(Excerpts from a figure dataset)

============

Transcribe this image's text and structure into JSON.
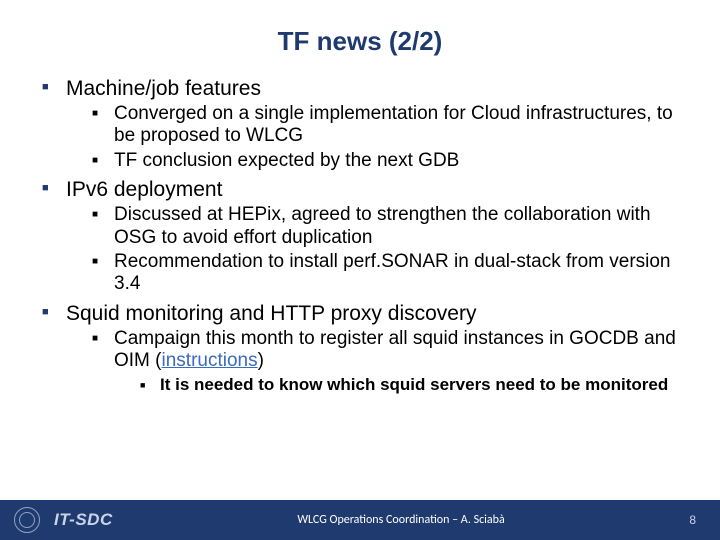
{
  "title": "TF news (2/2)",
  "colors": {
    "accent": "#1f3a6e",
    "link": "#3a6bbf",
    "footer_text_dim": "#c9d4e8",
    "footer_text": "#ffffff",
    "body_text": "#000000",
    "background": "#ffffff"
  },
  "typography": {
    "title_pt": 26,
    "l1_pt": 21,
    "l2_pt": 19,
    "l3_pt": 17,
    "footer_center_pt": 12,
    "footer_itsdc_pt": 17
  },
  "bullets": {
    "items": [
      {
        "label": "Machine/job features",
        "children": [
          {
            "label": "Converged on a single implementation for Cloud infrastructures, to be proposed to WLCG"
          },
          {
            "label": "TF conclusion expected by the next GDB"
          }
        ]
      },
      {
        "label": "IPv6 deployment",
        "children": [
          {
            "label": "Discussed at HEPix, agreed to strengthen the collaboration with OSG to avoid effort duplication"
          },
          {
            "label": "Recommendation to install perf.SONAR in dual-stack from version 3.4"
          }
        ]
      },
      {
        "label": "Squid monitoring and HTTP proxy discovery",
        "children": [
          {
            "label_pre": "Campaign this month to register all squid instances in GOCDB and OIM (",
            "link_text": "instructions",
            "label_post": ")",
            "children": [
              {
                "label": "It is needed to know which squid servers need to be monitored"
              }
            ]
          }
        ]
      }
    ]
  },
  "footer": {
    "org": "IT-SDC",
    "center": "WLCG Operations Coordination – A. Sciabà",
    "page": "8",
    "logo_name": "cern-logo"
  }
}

============

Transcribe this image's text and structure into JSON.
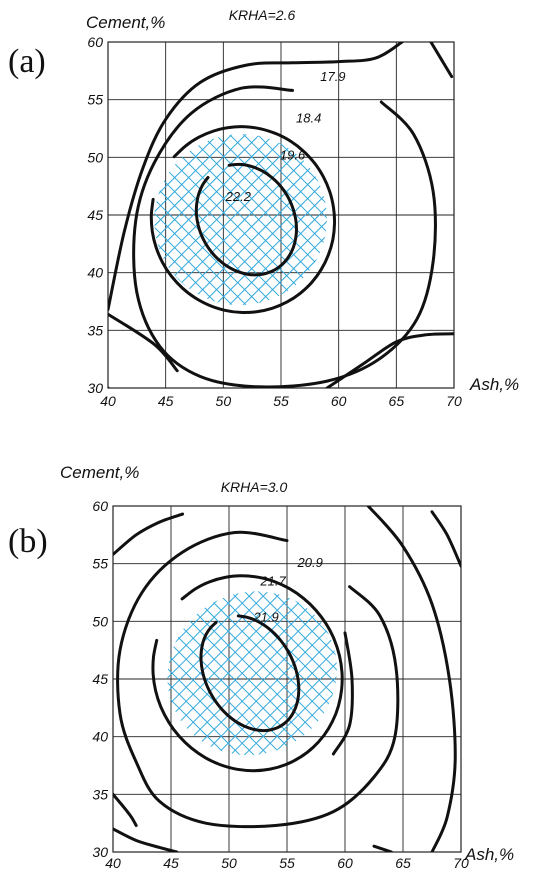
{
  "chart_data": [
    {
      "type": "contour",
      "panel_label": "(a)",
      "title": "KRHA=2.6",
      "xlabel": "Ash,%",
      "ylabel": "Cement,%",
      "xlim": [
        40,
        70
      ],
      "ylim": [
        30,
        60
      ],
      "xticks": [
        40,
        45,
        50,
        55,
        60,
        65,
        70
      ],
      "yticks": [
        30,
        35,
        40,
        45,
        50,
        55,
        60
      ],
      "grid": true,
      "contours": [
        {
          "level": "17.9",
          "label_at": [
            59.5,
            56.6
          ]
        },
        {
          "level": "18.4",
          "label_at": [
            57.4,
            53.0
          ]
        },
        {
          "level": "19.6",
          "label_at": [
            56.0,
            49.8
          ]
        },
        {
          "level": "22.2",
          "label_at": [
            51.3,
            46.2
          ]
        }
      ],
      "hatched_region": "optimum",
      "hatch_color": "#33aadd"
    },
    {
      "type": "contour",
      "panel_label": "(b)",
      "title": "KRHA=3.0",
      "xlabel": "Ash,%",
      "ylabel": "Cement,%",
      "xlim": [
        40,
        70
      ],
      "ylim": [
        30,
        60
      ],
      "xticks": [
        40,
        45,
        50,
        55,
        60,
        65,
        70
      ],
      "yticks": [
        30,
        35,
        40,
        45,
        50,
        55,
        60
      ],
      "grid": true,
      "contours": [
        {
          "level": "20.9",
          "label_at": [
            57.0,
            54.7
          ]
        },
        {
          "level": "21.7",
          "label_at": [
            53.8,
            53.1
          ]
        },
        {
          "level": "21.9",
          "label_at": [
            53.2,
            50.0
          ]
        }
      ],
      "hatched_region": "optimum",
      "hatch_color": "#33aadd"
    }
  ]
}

============

*Exercise objective:* Gather all the lines that include the word "WLCG" and copy them out.

*Exercise output:*
            "label": "Converged on a single implementation for Cloud infrastructures, to be proposed to WLCG"
    "center": "WLCG Operations Coordination – A. Sciabà",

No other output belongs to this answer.